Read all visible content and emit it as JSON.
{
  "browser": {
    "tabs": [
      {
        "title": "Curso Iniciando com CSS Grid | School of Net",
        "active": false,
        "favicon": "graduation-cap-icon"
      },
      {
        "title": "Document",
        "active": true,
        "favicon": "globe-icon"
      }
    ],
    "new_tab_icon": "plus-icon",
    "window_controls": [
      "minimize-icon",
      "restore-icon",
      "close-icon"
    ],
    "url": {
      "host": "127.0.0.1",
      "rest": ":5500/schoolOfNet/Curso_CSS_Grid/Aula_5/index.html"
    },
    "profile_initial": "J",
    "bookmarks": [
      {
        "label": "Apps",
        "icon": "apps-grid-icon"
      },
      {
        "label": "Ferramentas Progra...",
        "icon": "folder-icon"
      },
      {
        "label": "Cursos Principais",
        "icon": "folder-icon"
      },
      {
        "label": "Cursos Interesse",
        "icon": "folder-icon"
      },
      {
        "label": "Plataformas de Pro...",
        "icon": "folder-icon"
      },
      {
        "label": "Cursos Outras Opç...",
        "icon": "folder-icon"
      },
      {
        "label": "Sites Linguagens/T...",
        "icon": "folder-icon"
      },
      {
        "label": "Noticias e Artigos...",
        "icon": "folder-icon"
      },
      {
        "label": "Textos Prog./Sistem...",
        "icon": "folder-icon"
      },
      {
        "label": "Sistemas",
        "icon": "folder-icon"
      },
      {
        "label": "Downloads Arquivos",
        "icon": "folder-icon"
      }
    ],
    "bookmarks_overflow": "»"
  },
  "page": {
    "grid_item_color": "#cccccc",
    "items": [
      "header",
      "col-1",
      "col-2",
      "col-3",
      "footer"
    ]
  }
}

========================

Quote the material exactly, leaving nothing out.

Read all visible content and emit it as JSON.
{
  "browser": {
    "tabs": [
      {
        "title": "Curso Iniciando com CSS Grid | School of Net",
        "active": false,
        "favicon": "graduation-cap-icon"
      },
      {
        "title": "Document",
        "active": true,
        "favicon": "globe-icon"
      }
    ],
    "new_tab_icon": "plus-icon",
    "window_controls": [
      "minimize-icon",
      "restore-icon",
      "close-icon"
    ],
    "url": {
      "host": "127.0.0.1",
      "rest": ":5500/schoolOfNet/Curso_CSS_Grid/Aula_5/index.html"
    },
    "profile_initial": "J",
    "bookmarks": [
      {
        "label": "Apps",
        "icon": "apps-grid-icon"
      },
      {
        "label": "Ferramentas Progra...",
        "icon": "folder-icon"
      },
      {
        "label": "Cursos Principais",
        "icon": "folder-icon"
      },
      {
        "label": "Cursos Interesse",
        "icon": "folder-icon"
      },
      {
        "label": "Plataformas de Pro...",
        "icon": "folder-icon"
      },
      {
        "label": "Cursos Outras Opç...",
        "icon": "folder-icon"
      },
      {
        "label": "Sites Linguagens/T...",
        "icon": "folder-icon"
      },
      {
        "label": "Noticias e Artigos...",
        "icon": "folder-icon"
      },
      {
        "label": "Textos Prog./Sistem...",
        "icon": "folder-icon"
      },
      {
        "label": "Sistemas",
        "icon": "folder-icon"
      },
      {
        "label": "Downloads Arquivos",
        "icon": "folder-icon"
      }
    ],
    "bookmarks_overflow": "»"
  },
  "page": {
    "grid_item_color": "#cccccc",
    "items": [
      "header",
      "col-1",
      "col-2",
      "col-3",
      "footer"
    ]
  }
}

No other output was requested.